— Work instruction 1 —
Answer these questions using the Hogwarts passage below:
(a) How many isolated chapters in the series are not written from Harry's point of view?
(b) In what year did Rowling make the quoted statement?
(c) According to the quote, what is Harry allowed to do once he is a fully qualified wizard?
— Work instruction 2 —
Please duplicate the part of the Hogwarts passage below from "As I imagine" up to and including "on Horcruxes instead?".

— Document text —
=== Section Start ===
Will Harry be at the school in his seventh year? Other than four isolated chapters in the entire series, the books have all been written from Harry’s point of view. In order for the school to truly play a role in the final book it seems necessary for Harry to return to Hogwarts, at least temporarily. Rowling has provided us with a hint that he will in fact spend some time there in Harry Potter and the Deathly Hallows. Back in 1999, she said

As I imagine it, there will be seven years at wizard’s school, then Harry is a fully qualified wizard and it is then that he’s allowed to use magic outside school. So, you’ll see him into his final year at Hogwarts.6

If Rowling’s plan has held true since then, she will be bringing Harry back to school, at least for part of the next book. This is apparently at odds with what Harry said about not returning, so it seems that there would need to be a reason that would prompt Harry to return to Hogwarts. What will draw him back, when he is feeling the need to focus on Horcruxes instead?
=== Section End ===
— Data supplied —
=== Section Start ===
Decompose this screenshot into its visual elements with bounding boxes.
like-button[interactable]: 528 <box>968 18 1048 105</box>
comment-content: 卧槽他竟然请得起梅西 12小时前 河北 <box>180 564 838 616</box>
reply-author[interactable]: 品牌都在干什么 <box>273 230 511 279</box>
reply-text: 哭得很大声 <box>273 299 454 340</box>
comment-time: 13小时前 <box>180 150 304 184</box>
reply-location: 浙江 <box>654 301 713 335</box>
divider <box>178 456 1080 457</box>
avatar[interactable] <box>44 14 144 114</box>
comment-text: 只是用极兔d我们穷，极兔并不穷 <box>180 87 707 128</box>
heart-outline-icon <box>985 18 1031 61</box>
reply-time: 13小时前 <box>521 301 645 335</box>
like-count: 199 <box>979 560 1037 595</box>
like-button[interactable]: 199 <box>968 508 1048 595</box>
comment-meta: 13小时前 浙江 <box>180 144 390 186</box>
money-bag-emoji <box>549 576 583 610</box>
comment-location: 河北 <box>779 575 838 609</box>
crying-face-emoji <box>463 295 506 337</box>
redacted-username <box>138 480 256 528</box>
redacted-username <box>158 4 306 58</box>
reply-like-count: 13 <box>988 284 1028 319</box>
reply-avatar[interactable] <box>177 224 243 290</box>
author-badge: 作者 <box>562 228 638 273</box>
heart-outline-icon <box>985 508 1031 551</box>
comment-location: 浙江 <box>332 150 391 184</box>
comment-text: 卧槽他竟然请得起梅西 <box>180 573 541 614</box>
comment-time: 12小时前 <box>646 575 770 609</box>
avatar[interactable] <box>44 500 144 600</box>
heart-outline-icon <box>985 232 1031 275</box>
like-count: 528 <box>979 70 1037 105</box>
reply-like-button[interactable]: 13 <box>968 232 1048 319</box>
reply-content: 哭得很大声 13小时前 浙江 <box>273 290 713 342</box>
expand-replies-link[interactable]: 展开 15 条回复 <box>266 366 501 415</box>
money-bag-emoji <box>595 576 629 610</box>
=== Section End ===
— Answer 1 —
(a) Four.
(b) 1999.
(c) Use magic outside school.

— Answer 2 —
As I imagine it, there will be seven years at wizard’s school, then Harry is a fully qualified wizard and it is then that he’s allowed to use magic outside school. So, you’ll see him into his final year at Hogwarts.6

If Rowling’s plan has held true since then, she will be bringing Harry back to school, at least for part of the next book. This is apparently at odds with what Harry said about not returning, so it seems that there would need to be a reason that would prompt Harry to return to Hogwarts. What will draw him back, when he is feeling the need to focus on Horcruxes instead?